[Dataset rows about figures]
>> start

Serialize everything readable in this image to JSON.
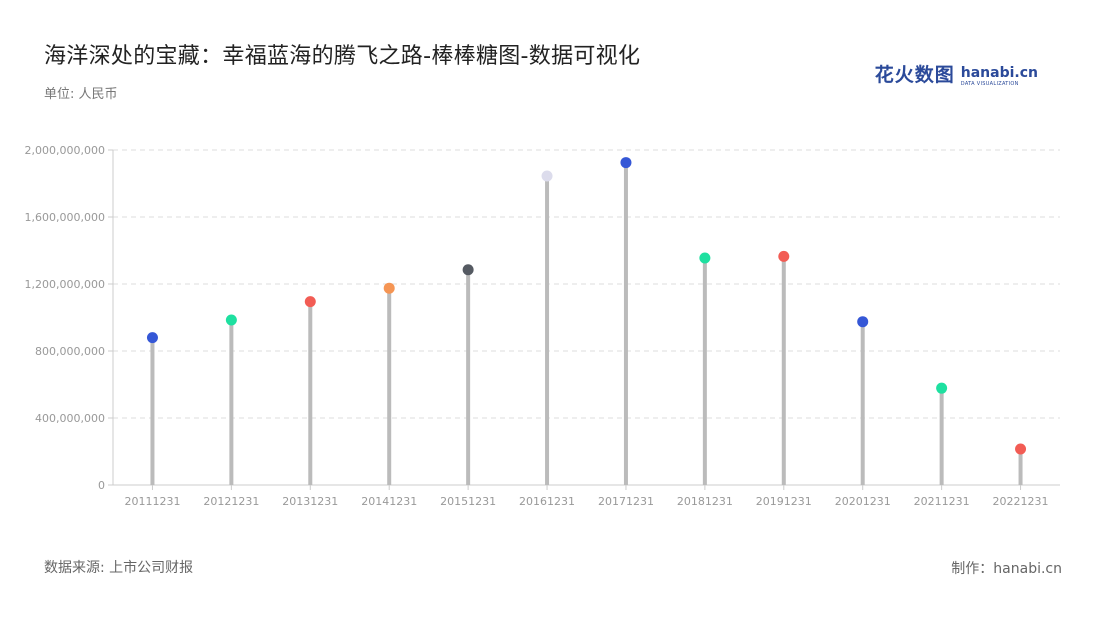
{
  "title": "海洋深处的宝藏：幸福蓝海的腾飞之路-棒棒糖图-数据可视化",
  "unit_label": "单位: 人民币",
  "logo": {
    "cn": "花火数图",
    "en": "hanabi.cn",
    "en_sub": "DATA VISUALIZATION"
  },
  "source": "数据来源: 上市公司财报",
  "credit": "制作：hanabi.cn",
  "chart_data": {
    "type": "lollipop",
    "categories": [
      "20111231",
      "20121231",
      "20131231",
      "20141231",
      "20151231",
      "20161231",
      "20171231",
      "20181231",
      "20191231",
      "20201231",
      "20211231",
      "20221231"
    ],
    "values": [
      880000000,
      985000000,
      1095000000,
      1175000000,
      1285000000,
      1845000000,
      1925000000,
      1355000000,
      1365000000,
      975000000,
      578000000,
      215000000
    ],
    "point_colors": [
      "#3557d6",
      "#1ee0a0",
      "#f25c54",
      "#f59554",
      "#555a62",
      "#dcdcec",
      "#3557d6",
      "#1ee0a0",
      "#f25c54",
      "#3557d6",
      "#1ee0a0",
      "#f25c54"
    ],
    "stem_color": "#bbbbbb",
    "yticks": [
      0,
      400000000,
      800000000,
      1200000000,
      1600000000,
      2000000000
    ],
    "ytick_labels": [
      "0",
      "400,000,000",
      "800,000,000",
      "1,200,000,000",
      "1,600,000,000",
      "2,000,000,000"
    ],
    "ylim": [
      0,
      2000000000
    ],
    "grid": true
  }
}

>> end

» Given instruction: The listing above must be printed again exactly, minus its pictures.

» Finished exercise:
Serialize everything readable in this image to JSON.
{
  "title": "海洋深处的宝藏：幸福蓝海的腾飞之路-棒棒糖图-数据可视化",
  "unit_label": "单位: 人民币",
  "logo": {
    "cn": "花火数图",
    "en": "hanabi.cn",
    "en_sub": "DATA VISUALIZATION"
  },
  "source": "数据来源: 上市公司财报",
  "credit": "制作：hanabi.cn",
  "chart_data": {
    "type": "lollipop",
    "categories": [
      "20111231",
      "20121231",
      "20131231",
      "20141231",
      "20151231",
      "20161231",
      "20171231",
      "20181231",
      "20191231",
      "20201231",
      "20211231",
      "20221231"
    ],
    "values": [
      880000000,
      985000000,
      1095000000,
      1175000000,
      1285000000,
      1845000000,
      1925000000,
      1355000000,
      1365000000,
      975000000,
      578000000,
      215000000
    ],
    "point_colors": [
      "#3557d6",
      "#1ee0a0",
      "#f25c54",
      "#f59554",
      "#555a62",
      "#dcdcec",
      "#3557d6",
      "#1ee0a0",
      "#f25c54",
      "#3557d6",
      "#1ee0a0",
      "#f25c54"
    ],
    "stem_color": "#bbbbbb",
    "yticks": [
      0,
      400000000,
      800000000,
      1200000000,
      1600000000,
      2000000000
    ],
    "ytick_labels": [
      "0",
      "400,000,000",
      "800,000,000",
      "1,200,000,000",
      "1,600,000,000",
      "2,000,000,000"
    ],
    "ylim": [
      0,
      2000000000
    ],
    "grid": true
  }
}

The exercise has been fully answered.